EXCERPTED RECORDS =>
* Begin *

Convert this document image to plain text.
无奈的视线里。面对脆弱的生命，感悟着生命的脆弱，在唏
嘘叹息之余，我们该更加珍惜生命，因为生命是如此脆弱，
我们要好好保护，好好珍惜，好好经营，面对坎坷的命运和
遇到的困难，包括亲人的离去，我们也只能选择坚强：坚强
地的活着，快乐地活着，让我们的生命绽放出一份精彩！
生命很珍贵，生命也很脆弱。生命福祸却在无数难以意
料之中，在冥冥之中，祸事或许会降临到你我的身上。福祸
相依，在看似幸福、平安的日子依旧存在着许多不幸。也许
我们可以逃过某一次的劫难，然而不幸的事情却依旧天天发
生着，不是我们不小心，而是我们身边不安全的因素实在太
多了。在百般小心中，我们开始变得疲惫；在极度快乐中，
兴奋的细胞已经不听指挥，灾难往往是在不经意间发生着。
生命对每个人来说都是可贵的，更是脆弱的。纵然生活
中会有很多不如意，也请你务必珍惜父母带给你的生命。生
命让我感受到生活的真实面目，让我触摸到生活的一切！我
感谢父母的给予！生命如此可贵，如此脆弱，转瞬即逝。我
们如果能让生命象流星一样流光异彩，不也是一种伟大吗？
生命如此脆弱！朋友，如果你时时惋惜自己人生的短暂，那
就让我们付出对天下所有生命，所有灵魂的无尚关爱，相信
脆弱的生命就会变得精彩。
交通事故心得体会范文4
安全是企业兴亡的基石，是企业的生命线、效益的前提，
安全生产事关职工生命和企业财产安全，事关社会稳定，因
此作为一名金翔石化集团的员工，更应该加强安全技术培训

* End *
* Begin *

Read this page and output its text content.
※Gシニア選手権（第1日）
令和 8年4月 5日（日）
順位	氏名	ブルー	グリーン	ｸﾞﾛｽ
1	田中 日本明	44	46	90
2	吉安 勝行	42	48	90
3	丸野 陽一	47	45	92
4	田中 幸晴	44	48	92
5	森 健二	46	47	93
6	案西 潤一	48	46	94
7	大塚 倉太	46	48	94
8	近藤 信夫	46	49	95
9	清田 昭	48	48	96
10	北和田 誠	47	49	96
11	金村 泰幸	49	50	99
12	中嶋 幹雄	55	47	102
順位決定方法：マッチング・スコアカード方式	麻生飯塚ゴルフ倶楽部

* End *

WHAT THE EXERCISE ASKS => List all lines holding the string "text".

SOLUTION FOR THIS PROBLEM =>
Convert this document image to plain text.
Read this page and output its text content.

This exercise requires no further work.